- Source material -

▶

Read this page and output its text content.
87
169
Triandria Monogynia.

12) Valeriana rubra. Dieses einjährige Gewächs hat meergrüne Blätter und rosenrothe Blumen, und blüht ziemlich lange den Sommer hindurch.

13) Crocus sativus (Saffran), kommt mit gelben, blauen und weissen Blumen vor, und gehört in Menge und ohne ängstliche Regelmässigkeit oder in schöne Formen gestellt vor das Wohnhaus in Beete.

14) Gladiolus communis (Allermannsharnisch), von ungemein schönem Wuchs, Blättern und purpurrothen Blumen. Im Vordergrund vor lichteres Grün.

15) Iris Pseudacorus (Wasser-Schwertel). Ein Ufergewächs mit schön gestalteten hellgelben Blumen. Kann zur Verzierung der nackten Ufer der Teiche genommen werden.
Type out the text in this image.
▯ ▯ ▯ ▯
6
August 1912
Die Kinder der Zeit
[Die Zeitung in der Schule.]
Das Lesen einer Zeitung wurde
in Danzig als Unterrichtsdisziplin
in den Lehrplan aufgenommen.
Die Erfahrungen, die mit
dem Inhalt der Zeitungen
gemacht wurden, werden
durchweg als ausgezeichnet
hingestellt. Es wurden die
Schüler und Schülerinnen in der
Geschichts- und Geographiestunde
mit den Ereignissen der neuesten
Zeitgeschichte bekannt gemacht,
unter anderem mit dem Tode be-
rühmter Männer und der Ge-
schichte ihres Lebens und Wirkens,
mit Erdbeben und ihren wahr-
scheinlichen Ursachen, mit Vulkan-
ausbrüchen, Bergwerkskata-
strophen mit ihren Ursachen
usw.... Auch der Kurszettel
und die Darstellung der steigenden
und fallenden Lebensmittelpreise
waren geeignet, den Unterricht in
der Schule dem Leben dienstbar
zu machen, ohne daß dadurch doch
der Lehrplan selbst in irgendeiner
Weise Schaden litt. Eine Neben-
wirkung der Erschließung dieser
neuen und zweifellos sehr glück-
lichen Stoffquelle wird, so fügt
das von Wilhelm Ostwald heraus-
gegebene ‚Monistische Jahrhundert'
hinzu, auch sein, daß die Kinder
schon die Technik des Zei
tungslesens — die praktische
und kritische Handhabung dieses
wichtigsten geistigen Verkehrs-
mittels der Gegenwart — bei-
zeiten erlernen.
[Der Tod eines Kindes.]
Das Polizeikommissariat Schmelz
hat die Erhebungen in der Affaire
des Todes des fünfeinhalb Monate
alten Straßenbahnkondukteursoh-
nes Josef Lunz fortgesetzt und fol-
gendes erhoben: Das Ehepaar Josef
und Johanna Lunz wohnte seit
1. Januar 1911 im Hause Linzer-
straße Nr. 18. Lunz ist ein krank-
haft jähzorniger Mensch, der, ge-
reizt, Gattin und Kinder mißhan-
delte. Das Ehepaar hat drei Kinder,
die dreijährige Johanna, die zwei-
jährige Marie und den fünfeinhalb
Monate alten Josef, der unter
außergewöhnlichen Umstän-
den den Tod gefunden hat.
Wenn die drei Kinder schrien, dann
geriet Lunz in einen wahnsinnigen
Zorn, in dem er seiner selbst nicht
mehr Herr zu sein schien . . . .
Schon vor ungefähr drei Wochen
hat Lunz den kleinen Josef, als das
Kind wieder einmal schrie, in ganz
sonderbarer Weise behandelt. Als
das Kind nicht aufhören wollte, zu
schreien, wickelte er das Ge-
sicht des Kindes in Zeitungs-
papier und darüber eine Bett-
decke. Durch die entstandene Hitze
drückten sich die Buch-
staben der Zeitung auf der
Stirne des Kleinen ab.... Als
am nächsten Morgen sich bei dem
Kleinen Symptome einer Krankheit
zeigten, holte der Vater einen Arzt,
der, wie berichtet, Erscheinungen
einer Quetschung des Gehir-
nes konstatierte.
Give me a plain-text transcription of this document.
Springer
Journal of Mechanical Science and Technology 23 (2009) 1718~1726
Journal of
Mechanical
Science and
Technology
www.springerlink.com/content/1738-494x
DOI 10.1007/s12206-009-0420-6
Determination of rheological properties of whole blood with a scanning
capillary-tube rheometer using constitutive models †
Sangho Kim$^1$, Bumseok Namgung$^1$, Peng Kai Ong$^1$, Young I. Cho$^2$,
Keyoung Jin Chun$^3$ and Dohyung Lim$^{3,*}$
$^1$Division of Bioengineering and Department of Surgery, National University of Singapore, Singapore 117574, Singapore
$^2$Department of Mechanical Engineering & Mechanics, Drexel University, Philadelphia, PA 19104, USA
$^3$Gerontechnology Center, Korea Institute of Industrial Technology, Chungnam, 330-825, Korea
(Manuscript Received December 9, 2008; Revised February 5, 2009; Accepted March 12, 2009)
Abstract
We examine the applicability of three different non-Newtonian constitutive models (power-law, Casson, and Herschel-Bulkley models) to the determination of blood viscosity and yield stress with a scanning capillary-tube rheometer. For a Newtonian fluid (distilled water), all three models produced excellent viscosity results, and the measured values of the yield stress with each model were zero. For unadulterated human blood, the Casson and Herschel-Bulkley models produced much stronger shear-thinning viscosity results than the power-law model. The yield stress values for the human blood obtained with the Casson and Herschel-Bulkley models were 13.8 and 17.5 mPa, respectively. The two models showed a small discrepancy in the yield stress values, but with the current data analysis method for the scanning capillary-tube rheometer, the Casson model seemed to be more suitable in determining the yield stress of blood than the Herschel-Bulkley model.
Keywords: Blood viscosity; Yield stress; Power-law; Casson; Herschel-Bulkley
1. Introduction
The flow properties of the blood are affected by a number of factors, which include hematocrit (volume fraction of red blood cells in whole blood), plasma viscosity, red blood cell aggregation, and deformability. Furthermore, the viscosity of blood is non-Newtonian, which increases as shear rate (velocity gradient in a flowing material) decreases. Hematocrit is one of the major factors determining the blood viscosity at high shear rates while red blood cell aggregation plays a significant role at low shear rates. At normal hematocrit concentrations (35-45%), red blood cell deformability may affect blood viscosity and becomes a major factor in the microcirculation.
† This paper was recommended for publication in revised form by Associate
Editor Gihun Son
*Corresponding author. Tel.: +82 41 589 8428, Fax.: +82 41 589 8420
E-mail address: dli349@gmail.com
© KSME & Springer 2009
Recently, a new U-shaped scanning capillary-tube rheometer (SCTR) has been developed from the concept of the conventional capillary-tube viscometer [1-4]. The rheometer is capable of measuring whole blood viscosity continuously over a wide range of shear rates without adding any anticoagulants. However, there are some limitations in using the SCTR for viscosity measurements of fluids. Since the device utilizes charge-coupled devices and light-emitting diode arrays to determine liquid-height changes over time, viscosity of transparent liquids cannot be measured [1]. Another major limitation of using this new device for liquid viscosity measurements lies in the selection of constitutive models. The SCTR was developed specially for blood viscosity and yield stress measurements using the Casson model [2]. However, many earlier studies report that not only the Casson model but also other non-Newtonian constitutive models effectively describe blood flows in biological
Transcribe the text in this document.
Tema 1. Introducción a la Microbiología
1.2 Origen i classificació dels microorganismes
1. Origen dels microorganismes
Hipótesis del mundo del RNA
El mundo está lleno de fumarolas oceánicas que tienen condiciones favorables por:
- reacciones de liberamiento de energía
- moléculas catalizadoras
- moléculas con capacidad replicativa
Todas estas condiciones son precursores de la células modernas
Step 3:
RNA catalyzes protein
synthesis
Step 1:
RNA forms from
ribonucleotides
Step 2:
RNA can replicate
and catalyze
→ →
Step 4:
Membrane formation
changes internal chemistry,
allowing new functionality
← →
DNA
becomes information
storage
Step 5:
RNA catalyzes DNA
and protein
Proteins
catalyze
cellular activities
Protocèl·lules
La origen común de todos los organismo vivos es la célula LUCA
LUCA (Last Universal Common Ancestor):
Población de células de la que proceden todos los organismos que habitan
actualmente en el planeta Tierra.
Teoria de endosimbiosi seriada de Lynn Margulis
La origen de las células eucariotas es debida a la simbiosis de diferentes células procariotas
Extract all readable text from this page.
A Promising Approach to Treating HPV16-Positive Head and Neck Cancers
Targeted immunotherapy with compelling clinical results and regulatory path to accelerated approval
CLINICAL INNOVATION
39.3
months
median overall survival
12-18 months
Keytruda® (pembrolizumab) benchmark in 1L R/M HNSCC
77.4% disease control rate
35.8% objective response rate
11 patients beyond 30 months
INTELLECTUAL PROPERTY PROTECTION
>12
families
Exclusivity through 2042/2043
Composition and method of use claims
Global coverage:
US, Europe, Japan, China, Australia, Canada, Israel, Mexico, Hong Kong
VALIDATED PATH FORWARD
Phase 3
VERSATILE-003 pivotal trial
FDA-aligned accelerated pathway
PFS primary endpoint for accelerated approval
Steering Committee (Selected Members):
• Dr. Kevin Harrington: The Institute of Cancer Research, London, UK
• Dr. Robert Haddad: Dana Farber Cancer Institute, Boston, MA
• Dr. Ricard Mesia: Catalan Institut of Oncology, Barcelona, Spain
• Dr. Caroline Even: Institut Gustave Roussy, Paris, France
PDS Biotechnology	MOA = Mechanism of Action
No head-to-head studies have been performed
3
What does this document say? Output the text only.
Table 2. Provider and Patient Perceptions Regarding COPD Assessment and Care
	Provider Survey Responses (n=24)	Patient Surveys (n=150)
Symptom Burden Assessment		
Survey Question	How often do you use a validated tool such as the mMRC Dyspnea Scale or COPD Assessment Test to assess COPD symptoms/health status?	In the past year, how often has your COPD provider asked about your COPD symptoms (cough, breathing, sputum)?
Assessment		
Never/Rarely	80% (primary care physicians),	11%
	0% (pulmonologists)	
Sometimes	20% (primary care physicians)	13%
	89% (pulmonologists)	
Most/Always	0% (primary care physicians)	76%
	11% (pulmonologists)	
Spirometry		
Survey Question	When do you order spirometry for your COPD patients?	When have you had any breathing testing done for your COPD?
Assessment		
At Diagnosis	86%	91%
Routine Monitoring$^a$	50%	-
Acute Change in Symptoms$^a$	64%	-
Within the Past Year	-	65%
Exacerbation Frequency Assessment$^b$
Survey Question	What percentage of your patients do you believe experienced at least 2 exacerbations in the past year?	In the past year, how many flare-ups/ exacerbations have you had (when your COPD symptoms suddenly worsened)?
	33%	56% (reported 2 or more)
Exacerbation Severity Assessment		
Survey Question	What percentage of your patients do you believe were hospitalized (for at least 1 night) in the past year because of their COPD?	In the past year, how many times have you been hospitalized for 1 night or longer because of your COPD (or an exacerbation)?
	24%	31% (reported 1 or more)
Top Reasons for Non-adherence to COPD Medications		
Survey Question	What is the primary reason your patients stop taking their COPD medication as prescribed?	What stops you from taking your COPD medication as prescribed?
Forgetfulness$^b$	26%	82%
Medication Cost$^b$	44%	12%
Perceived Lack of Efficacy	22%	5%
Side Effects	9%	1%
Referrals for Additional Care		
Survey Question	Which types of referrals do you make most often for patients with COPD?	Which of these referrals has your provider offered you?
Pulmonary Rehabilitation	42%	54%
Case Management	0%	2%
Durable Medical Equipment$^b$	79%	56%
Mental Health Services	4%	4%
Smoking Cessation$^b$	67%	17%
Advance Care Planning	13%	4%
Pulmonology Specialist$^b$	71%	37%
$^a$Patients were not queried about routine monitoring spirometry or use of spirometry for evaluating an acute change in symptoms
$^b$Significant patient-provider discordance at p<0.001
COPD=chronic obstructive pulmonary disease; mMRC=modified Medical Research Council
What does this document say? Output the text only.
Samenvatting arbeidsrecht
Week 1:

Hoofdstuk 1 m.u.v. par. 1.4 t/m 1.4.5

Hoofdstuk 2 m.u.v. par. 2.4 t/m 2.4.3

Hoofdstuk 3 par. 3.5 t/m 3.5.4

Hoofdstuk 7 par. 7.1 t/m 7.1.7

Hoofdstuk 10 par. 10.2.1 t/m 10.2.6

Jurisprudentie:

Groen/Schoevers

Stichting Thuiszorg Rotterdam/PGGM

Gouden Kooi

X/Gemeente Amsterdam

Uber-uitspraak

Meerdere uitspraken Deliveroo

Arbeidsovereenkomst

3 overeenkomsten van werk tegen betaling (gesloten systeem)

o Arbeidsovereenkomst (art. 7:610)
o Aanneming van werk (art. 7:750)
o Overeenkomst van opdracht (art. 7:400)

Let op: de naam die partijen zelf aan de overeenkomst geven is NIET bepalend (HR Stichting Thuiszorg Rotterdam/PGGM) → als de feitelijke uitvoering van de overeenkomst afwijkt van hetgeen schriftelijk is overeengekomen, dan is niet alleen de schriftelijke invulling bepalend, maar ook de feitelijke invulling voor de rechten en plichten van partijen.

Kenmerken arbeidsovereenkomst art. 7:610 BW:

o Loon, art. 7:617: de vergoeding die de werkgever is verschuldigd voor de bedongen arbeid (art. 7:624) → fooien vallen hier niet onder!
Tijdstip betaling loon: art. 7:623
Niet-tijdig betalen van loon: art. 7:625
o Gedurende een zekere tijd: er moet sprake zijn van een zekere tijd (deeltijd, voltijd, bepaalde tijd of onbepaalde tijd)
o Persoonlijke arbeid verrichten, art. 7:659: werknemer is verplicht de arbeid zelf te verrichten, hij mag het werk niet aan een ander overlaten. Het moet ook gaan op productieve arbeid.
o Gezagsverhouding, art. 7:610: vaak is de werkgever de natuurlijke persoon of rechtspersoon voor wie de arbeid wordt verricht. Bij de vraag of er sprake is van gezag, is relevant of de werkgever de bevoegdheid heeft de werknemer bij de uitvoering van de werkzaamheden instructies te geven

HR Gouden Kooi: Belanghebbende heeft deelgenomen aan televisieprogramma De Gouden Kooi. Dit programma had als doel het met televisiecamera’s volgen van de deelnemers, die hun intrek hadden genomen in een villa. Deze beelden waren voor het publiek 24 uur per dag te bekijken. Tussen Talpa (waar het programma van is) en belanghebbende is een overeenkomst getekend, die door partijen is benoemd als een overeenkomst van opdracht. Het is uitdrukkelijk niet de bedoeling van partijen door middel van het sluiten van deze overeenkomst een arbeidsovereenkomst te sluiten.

◀

- Problem requirements -
Checking each line of the data, count the ones containing "believe", and give only that count.

- Solution to the exercise -
2